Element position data
* START *

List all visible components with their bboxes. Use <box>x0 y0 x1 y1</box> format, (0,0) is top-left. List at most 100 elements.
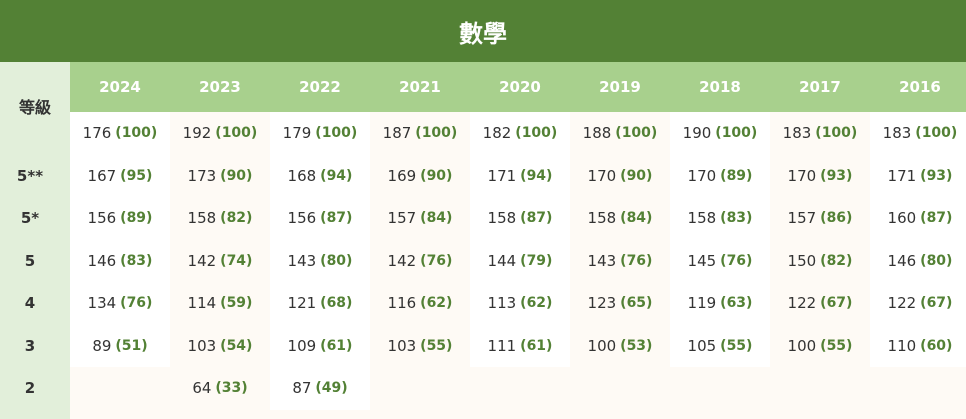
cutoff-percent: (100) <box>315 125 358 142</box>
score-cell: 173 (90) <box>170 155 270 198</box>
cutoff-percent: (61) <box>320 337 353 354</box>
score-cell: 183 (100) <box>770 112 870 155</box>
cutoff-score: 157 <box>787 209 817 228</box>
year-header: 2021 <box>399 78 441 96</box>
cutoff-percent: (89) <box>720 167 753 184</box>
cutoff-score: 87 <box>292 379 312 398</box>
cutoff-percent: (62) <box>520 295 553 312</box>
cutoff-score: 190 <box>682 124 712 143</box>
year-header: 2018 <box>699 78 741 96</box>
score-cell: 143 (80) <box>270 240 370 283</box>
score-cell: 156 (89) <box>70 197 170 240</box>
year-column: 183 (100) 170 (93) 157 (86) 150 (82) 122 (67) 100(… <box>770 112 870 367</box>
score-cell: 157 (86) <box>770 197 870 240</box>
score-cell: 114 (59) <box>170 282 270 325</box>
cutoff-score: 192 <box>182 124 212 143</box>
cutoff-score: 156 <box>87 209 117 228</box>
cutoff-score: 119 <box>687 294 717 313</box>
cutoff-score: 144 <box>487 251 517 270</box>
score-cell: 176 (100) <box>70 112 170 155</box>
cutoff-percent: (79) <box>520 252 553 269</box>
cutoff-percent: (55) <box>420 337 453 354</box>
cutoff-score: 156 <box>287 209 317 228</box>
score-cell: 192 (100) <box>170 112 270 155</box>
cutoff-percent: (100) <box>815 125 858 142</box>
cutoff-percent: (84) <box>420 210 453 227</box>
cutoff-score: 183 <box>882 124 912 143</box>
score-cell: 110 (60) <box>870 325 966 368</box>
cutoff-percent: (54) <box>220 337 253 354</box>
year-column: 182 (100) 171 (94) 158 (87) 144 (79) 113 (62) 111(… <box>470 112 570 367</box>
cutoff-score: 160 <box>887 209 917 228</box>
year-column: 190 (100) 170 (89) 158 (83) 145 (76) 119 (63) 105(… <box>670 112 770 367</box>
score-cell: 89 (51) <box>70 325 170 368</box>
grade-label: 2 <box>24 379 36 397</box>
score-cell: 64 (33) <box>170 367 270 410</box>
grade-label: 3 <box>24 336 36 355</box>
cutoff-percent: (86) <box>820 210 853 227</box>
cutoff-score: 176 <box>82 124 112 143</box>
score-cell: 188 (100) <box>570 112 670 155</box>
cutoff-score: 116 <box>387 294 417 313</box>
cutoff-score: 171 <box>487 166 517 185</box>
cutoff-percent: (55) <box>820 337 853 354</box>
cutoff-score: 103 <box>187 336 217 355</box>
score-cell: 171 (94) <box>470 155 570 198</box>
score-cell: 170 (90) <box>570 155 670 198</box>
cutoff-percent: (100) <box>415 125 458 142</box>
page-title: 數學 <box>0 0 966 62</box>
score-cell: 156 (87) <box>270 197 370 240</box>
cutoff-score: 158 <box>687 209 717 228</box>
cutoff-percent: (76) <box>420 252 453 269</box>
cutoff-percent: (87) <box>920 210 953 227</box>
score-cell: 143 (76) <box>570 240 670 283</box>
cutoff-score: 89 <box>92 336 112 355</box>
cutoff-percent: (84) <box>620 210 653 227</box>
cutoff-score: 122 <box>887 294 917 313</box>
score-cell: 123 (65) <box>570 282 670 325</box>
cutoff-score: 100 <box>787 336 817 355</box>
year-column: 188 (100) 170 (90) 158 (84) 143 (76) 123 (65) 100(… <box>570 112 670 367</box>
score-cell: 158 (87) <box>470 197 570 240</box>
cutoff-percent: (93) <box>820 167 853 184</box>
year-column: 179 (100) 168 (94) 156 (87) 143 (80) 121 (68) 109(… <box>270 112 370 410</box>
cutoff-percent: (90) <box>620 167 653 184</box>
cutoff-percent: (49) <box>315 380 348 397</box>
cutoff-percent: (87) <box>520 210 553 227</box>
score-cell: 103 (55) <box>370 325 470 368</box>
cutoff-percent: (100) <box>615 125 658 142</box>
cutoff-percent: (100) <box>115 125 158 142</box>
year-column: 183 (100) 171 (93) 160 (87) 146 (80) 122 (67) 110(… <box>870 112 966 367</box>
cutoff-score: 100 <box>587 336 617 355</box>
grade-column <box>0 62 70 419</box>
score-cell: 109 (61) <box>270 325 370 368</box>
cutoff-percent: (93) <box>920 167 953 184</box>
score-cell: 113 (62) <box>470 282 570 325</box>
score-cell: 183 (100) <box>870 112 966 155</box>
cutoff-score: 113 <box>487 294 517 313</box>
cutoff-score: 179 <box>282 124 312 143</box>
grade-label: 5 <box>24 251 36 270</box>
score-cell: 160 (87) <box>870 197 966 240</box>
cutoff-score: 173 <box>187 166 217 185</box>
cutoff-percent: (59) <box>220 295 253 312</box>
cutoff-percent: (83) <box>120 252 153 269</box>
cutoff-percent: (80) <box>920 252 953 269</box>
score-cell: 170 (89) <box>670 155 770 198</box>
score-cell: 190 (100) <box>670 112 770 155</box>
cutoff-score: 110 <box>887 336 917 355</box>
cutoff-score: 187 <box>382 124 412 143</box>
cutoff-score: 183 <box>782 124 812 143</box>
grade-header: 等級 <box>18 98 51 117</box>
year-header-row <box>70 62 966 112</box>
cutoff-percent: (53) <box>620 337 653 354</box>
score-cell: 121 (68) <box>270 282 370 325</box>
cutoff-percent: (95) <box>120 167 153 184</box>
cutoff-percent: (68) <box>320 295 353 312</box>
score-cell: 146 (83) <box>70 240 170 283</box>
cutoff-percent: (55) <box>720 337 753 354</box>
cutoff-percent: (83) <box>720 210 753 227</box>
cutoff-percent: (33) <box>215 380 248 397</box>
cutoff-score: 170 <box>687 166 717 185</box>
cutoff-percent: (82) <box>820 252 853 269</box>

* END *
* START *

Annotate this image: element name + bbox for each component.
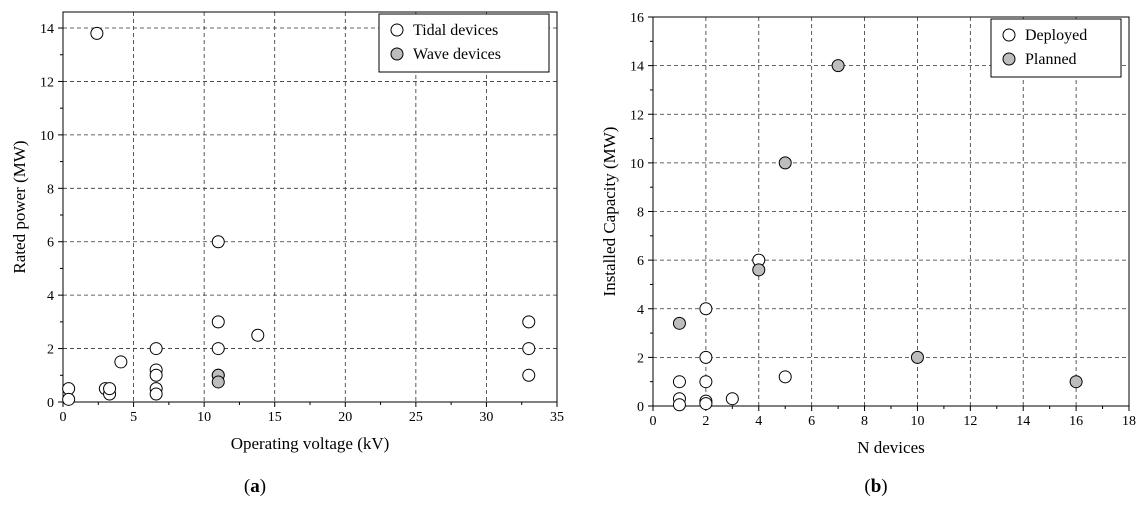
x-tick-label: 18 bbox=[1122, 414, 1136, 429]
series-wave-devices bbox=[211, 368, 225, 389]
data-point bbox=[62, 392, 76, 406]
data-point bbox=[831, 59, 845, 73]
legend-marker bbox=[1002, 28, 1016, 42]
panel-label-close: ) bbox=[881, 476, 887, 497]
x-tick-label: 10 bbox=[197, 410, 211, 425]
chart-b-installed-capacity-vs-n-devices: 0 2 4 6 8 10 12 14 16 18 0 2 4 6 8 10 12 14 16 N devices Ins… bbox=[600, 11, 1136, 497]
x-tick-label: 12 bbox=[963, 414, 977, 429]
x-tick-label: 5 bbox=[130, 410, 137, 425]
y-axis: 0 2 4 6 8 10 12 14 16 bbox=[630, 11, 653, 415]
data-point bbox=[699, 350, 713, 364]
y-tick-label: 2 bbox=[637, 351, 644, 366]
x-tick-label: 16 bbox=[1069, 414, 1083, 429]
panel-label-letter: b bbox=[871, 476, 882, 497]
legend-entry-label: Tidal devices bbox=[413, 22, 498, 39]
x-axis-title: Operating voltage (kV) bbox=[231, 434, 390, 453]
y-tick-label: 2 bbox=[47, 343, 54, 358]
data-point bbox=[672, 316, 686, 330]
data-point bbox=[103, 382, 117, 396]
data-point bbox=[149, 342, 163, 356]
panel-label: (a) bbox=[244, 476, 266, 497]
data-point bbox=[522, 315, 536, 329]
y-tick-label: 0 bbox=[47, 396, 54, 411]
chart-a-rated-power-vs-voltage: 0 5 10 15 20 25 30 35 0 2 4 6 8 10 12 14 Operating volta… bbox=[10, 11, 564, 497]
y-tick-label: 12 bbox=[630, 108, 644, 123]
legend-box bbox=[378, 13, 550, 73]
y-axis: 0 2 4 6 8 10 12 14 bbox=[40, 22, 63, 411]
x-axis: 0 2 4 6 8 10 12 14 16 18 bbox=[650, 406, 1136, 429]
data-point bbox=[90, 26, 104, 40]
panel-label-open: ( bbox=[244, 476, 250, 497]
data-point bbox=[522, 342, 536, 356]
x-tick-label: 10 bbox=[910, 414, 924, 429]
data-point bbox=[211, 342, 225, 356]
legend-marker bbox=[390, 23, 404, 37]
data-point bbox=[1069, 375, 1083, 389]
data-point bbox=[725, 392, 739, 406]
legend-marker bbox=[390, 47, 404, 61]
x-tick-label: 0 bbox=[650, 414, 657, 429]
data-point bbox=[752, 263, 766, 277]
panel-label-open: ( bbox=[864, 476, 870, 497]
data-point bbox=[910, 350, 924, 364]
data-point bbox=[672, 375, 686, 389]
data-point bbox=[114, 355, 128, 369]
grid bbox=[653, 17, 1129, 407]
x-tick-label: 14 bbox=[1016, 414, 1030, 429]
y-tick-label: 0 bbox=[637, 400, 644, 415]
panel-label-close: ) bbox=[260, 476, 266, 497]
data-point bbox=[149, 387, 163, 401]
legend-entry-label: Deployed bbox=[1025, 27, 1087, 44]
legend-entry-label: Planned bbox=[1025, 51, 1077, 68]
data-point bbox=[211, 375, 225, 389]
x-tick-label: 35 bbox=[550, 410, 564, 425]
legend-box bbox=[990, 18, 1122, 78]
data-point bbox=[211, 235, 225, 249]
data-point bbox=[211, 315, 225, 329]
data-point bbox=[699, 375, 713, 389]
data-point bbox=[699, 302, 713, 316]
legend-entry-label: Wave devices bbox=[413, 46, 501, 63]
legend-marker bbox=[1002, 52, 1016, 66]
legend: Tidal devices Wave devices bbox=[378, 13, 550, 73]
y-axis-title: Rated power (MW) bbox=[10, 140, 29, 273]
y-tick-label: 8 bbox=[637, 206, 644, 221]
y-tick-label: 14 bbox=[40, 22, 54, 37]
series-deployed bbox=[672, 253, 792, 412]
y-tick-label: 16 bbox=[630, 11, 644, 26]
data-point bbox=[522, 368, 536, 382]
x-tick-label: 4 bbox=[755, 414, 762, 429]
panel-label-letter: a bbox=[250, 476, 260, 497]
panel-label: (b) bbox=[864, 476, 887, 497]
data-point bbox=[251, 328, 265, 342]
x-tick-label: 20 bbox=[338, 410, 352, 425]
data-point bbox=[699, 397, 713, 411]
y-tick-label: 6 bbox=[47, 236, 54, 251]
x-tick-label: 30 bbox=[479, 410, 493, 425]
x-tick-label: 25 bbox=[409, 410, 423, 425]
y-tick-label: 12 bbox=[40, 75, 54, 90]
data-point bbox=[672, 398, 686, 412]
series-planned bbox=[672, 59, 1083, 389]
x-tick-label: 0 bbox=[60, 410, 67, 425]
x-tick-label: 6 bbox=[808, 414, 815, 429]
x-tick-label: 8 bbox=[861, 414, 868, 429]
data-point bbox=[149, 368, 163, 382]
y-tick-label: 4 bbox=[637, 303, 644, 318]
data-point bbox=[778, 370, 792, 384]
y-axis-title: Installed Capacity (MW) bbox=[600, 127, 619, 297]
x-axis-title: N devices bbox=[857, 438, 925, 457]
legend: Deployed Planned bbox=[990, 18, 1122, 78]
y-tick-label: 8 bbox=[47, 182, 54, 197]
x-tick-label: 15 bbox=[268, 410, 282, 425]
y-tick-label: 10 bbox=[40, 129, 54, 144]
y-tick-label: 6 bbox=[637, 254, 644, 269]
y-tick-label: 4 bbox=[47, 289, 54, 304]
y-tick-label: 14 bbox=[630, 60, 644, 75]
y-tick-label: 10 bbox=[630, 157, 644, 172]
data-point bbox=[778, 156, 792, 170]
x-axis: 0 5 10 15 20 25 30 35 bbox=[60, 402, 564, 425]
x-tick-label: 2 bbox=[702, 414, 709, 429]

* END *

- What you have to do
Please repeat the lines of the listing from the one holding "x-tick-label: 18 bbox=[1122, 414, 1136, 429]" through the one holding "panel-label-close: ) bbox=[881, 476, 887, 497]", both included.

- Answer for the task
x-tick-label: 18 bbox=[1122, 414, 1136, 429]
series-wave-devices bbox=[211, 368, 225, 389]
data-point bbox=[62, 392, 76, 406]
data-point bbox=[831, 59, 845, 73]
legend-marker bbox=[1002, 28, 1016, 42]
panel-label-close: ) bbox=[881, 476, 887, 497]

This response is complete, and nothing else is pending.